Objetivo de la tarea => Copia sin modificaciones las líneas de los ítems, empezando por la primera y siguiendo hasta la que contiene "x-tick-label: 0: [107, 450, 118, 472]", ambas incluidas.

Contenido del conjunto =>
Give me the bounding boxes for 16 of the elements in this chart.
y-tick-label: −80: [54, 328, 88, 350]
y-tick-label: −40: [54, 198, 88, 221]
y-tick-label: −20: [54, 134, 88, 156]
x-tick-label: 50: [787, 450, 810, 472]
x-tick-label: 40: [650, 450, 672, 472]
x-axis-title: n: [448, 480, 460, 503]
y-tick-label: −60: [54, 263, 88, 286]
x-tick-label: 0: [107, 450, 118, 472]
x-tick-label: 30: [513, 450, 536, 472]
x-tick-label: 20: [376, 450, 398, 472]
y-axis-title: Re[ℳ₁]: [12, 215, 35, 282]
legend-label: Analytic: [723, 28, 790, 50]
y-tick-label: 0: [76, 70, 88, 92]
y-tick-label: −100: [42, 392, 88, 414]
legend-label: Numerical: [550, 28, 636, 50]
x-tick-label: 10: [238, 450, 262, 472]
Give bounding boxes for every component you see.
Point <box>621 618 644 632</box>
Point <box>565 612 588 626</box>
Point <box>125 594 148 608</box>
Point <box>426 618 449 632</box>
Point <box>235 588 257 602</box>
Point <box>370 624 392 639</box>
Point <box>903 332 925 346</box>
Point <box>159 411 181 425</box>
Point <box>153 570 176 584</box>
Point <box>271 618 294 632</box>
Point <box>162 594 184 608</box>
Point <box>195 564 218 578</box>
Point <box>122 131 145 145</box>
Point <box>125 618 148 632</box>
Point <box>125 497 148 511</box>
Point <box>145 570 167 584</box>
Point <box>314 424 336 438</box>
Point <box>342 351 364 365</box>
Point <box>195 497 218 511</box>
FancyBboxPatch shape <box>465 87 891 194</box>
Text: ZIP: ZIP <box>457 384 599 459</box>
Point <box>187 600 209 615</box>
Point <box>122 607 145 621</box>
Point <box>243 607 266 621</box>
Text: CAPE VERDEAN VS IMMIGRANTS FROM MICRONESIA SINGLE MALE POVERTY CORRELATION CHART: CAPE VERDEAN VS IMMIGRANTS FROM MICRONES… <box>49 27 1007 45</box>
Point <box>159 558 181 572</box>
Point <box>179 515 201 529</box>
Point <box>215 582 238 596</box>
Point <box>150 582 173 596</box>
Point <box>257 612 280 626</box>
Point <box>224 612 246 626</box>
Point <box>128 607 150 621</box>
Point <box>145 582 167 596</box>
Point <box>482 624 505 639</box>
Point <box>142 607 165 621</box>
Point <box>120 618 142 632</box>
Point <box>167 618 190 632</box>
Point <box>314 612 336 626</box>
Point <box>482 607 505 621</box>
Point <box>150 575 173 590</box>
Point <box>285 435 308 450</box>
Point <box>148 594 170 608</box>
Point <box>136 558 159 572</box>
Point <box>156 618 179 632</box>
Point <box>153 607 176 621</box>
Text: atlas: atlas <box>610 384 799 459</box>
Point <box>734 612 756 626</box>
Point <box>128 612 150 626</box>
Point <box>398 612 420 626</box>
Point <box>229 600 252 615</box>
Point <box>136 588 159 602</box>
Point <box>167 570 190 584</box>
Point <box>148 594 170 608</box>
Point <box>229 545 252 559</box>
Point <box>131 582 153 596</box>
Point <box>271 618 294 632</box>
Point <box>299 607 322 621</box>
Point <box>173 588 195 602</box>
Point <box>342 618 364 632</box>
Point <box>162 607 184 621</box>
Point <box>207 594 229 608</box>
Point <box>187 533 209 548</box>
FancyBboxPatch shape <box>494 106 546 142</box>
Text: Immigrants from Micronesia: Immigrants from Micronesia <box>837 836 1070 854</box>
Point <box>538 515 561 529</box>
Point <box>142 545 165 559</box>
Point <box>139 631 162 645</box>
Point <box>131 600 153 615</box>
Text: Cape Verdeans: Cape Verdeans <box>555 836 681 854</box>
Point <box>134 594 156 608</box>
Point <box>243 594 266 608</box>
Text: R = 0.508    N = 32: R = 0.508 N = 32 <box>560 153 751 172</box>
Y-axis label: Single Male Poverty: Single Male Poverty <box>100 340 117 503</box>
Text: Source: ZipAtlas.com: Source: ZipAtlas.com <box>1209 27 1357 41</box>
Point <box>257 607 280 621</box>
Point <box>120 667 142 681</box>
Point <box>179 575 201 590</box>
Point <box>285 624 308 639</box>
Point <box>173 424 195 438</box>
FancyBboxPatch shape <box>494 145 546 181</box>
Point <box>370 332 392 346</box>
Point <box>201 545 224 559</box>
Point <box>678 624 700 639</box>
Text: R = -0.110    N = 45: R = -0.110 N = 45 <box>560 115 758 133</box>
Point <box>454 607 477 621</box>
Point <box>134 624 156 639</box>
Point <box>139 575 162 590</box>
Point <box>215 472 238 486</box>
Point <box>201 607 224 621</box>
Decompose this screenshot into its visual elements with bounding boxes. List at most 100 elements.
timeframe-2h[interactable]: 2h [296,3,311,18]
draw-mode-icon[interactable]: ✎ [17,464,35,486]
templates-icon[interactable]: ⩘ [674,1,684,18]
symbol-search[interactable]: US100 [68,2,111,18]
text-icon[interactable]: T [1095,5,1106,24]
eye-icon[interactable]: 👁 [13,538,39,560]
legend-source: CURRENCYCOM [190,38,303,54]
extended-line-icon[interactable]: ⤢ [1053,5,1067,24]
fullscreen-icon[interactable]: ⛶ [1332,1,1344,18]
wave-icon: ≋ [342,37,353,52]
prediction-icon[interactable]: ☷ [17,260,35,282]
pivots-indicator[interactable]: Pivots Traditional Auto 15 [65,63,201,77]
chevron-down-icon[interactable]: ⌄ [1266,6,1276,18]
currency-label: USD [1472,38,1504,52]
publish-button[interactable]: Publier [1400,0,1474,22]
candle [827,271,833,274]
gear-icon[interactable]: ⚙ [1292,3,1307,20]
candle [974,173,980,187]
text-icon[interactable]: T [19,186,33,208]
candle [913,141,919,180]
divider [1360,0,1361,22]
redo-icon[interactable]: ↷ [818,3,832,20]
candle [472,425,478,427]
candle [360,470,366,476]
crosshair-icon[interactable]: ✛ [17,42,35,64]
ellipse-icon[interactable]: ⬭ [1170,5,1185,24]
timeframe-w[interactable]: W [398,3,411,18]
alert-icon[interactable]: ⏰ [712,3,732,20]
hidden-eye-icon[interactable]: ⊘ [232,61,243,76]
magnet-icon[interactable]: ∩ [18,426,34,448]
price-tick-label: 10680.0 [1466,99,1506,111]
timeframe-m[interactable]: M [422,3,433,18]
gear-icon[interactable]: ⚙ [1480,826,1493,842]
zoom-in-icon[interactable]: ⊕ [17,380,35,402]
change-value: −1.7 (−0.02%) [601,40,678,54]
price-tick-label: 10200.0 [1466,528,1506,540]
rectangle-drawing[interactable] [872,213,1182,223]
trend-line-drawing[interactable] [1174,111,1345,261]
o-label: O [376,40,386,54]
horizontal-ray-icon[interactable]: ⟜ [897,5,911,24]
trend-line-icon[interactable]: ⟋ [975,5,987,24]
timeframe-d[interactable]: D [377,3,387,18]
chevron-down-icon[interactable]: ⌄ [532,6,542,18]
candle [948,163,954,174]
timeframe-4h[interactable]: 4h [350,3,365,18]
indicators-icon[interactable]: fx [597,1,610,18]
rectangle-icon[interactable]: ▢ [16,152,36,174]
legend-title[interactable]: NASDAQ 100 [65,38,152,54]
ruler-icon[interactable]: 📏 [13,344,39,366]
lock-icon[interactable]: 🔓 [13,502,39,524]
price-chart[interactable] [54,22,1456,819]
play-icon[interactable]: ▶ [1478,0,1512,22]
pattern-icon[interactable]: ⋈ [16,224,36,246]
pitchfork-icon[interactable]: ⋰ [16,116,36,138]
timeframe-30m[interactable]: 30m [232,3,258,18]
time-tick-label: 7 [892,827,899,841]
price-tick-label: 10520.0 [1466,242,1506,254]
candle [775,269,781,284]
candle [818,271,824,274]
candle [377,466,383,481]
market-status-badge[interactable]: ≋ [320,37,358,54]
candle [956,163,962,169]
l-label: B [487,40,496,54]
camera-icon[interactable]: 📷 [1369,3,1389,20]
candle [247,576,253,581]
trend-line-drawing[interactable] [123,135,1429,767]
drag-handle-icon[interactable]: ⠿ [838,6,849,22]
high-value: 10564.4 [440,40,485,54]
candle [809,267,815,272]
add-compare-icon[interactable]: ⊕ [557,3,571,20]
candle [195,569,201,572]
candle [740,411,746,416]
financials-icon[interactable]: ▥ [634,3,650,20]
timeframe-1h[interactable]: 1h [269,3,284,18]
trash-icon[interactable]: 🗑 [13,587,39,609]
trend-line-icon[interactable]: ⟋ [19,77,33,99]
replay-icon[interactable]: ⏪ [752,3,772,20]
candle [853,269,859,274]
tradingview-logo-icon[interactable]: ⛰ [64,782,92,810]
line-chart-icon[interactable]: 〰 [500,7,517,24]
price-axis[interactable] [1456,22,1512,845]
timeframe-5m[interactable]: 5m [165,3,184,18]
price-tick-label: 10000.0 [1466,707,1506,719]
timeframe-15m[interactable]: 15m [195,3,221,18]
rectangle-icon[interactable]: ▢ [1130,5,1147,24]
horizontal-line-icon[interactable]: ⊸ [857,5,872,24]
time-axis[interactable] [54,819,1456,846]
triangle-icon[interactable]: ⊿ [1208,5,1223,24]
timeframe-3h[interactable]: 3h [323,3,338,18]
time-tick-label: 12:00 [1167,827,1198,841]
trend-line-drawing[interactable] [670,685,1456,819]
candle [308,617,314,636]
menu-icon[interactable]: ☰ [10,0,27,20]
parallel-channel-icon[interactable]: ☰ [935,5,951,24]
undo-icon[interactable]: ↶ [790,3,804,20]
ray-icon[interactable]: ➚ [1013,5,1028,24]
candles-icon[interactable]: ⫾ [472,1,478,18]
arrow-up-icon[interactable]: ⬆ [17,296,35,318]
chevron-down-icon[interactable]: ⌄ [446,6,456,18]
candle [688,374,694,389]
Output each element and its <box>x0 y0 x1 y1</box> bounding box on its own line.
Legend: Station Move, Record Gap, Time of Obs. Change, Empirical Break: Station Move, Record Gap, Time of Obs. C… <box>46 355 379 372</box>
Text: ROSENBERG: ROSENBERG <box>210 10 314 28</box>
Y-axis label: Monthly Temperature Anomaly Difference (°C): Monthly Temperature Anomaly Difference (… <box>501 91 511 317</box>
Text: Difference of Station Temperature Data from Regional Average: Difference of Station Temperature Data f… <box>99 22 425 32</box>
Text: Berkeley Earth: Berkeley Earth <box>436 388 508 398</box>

Solución de la tarea =>
Give me the bounding boxes for 16 of the elements in this chart.
y-tick-label: −80: [54, 328, 88, 350]
y-tick-label: −40: [54, 198, 88, 221]
y-tick-label: −20: [54, 134, 88, 156]
x-tick-label: 50: [787, 450, 810, 472]
x-tick-label: 40: [650, 450, 672, 472]
x-axis-title: n: [448, 480, 460, 503]
y-tick-label: −60: [54, 263, 88, 286]
x-tick-label: 0: [107, 450, 118, 472]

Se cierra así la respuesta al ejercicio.